• TEXT EXTRACT:
########
Your marketing plan details how you intend to meet your customers’ needs and communicate the benefits of your products or services to them. When deciding about market positioning, pricing, promotions, and sales, your customers should be top of mind.

The Four Key Components of Your Plan

Your marketing plan should describe how you will segment your target market, how you will position your products or services compared to your competition, what your pricing strategy will be, and how you will effectively reach and influence your customers.

Small Business BC offers a multitude of resources to help you start and manage your business.

• You can register for our Marketing Your Small Business and our Sales for Small Business seminars to learn how to identify profitable target markets and develop an efficient marketing system to generate customers and revenue with less time and money. 
• You can book an appointment with one of our business advisors to discuss your business concept and assist you with developing your marketing plan. 

Keep Your Customers and Competitors in Mind

Clearly differentiate yourself from your competition. What is your unique selling proposition (USP) or competitive advantage? How will you differentiate your business? Why would people buy your products and/or services instead of from someone else?
########
[Listings of boxed layout items]
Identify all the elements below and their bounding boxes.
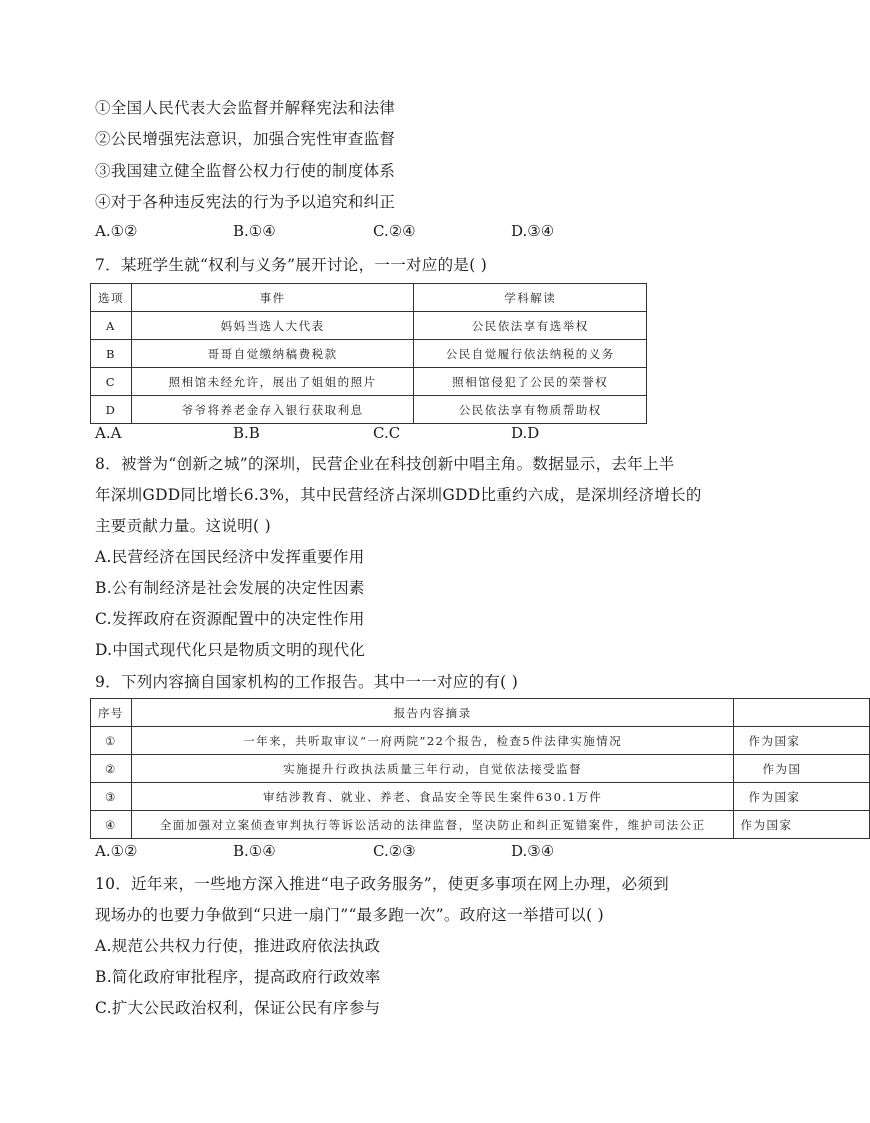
q7-stem: 7．某班学生就“权利与义务”展开讨论，一一对应的是( )	[95, 256, 488, 274]
table-cell: 实施提升行政执法质量三年行动，自觉依法接受监督	[131, 755, 734, 783]
q8-option-c[interactable]: C.发挥政府在资源配置中的决定性作用	[95, 610, 365, 628]
table-cell: 作为国	[734, 755, 870, 783]
q8-option-a[interactable]: A.民营经济在国民经济中发挥重要作用	[95, 548, 365, 566]
table-cell: 公民依法享有选举权	[414, 312, 647, 340]
table-cell: ①	[91, 727, 132, 755]
table-header-cell	[734, 699, 870, 727]
q6-item-3: ③我国建立健全监督公权力行使的制度体系	[95, 162, 396, 180]
table-row	[91, 811, 870, 839]
q7-option-b[interactable]: B.B	[233, 424, 260, 442]
table-header-cell: 学科解读	[414, 284, 647, 312]
q6-option-c[interactable]: C.②④	[373, 222, 416, 240]
table-cell: ②	[91, 755, 132, 783]
table-row	[91, 368, 647, 396]
q9-table-clip	[95, 698, 802, 838]
q6-option-b[interactable]: B.①④	[233, 222, 276, 240]
table-cell: ④	[91, 811, 132, 839]
table-row	[91, 340, 647, 368]
q9-option-b[interactable]: B.①④	[233, 842, 276, 860]
table-cell: 爷爷将养老金存入银行获取利息	[131, 396, 414, 424]
q10-option-b[interactable]: B.简化政府审批程序，提高政府行政效率	[95, 968, 381, 986]
q6-option-d[interactable]: D.③④	[511, 222, 555, 240]
q10-stem-line-1: 10．近年来，一些地方深入推进“电子政务服务”，使更多事项在网上办理，必须到	[95, 875, 669, 893]
table-header-cell: 事件	[131, 284, 414, 312]
table-cell: 照相馆侵犯了公民的荣誉权	[414, 368, 647, 396]
table-header-cell: 报告内容摘录	[131, 699, 734, 727]
q8-stem-line-3: 主要贡献力量。这说明( )	[95, 517, 271, 535]
table-cell: 哥哥自觉缴纳稿费税款	[131, 340, 414, 368]
table-cell: 公民自觉履行依法纳税的义务	[414, 340, 647, 368]
table-cell: 审结涉教育、就业、养老、食品安全等民生案件630.1万件	[131, 783, 734, 811]
q8-stem-line-1: 8．被誉为“创新之城”的深圳，民营企业在科技创新中唱主角。数据显示，去年上半	[95, 455, 675, 473]
table-cell: 公民依法享有物质帮助权	[414, 396, 647, 424]
q9-table	[90, 698, 870, 839]
q6-option-a[interactable]: A.①②	[95, 222, 138, 240]
q7-table	[90, 283, 647, 424]
q8-option-b[interactable]: B.公有制经济是社会发展的决定性因素	[95, 579, 365, 597]
table-cell: 全面加强对立案侦查审判执行等诉讼活动的法律监督，坚决防止和纠正冤错案件，维护司法公正	[131, 811, 734, 839]
table-row	[91, 727, 870, 755]
q8-stem-line-2: 年深圳GDD同比增长6.3%，其中民营经济占深圳GDD比重约六成，是深圳经济增长的	[95, 486, 702, 504]
table-cell: C	[91, 368, 132, 396]
q6-item-1: ①全国人民代表大会监督并解释宪法和法律	[95, 99, 396, 117]
table-cell: ③	[91, 783, 132, 811]
q7-option-c[interactable]: C.C	[373, 424, 401, 442]
table-row	[91, 312, 647, 340]
table-cell: 妈妈当选人大代表	[131, 312, 414, 340]
q8-option-d[interactable]: D.中国式现代化只是物质文明的现代化	[95, 641, 366, 659]
q10-option-c[interactable]: C.扩大公民政治权利，保证公民有序参与	[95, 999, 381, 1017]
table-cell: A	[91, 312, 132, 340]
table-cell: 照相馆未经允许，展出了姐姐的照片	[131, 368, 414, 396]
q7-option-d[interactable]: D.D	[511, 424, 540, 442]
q9-option-a[interactable]: A.①②	[95, 842, 138, 860]
table-header-row	[91, 284, 647, 312]
table-row	[91, 396, 647, 424]
q6-item-4: ④对于各种违反宪法的行为予以追究和纠正	[95, 193, 396, 211]
table-cell: 一年来，共听取审议“一府两院”22个报告，检查5件法律实施情况	[131, 727, 734, 755]
q9-option-c[interactable]: C.②③	[373, 842, 416, 860]
q9-stem: 9．下列内容摘自国家机构的工作报告。其中一一对应的有( )	[95, 673, 519, 691]
table-cell: B	[91, 340, 132, 368]
q7-option-a[interactable]: A.A	[95, 424, 122, 442]
q9-option-d[interactable]: D.③④	[511, 842, 555, 860]
table-header-row	[91, 699, 870, 727]
q6-item-2: ②公民增强宪法意识，加强合宪性审查监督	[95, 130, 396, 148]
table-cell: 作为国家	[734, 783, 870, 811]
table-header-cell: 选项	[91, 284, 132, 312]
table-row	[91, 783, 870, 811]
table-cell: 作为国家	[734, 811, 870, 839]
q10-option-a[interactable]: A.规范公共权力行使，推进政府依法执政	[95, 937, 381, 955]
q10-stem-line-2: 现场办的也要力争做到“只进一扇门”“最多跑一次”。政府这一举措可以( )	[95, 906, 605, 924]
table-cell: D	[91, 396, 132, 424]
table-row	[91, 755, 870, 783]
table-cell: 作为国家	[734, 727, 870, 755]
table-header-cell: 序号	[91, 699, 132, 727]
########
• STATED GOAL 1:
Answer these questions using the marketing plan guide.
(a) According to the text, what four things should a marketing plan describe?
(b) What are the names of the two seminars the text says you can register for?
(c) What can one of the business advisors do for you at a booked appointment?
• STATED GOAL 2:
According to the marketing plan guide, what would someone gain by registering for the two seminars?
• STATED GOAL 3:
Continue the marketing plan guide from its last sentence.

• WRITTEN RESPONSE 1:
(a) It should describe how you will segment your target market, how you will position your products or services compared to your competition, what your pricing strategy will be, and how you will effectively reach and influence your customers.
(b) Marketing Your Small Business and Sales for Small Business.
(c) An advisor can discuss your business concept and assist you with developing your marketing plan.

• WRITTEN RESPONSE 2:
The seminars teach how to identify profitable target markets. They also teach how to develop an efficient marketing system that generates customers and revenue with less time and money.

• WRITTEN RESPONSE 3:
Don’t underestimate your competition. Every business has competition. Don't narrow define your business so narrowly that you think you have no competition, and therefore you expect to be able to capture 100% of the market. Don't just consider direct competitors; identify indirect competitors as well. Think about the needs that your products and/or services fulfill and then think about any other ways that your customers could fulfill those needs. Those "substitute" products and/or services are your competitors. And, when it comes to services, don't forget that people can simply do it themselves.

Segment your market into primary and secondary target markets. You cannot be everything to everyone; therefore, your market is not "everyone and anyone". Clearly define who your primary target market is (and only have one primary market), how big this market is, how you’re going to reach this market, and how you’re going to speak to this market. You can then define your secondary target market(s), but be precise and don't fall into the trap of saying it's “whoever is left over.”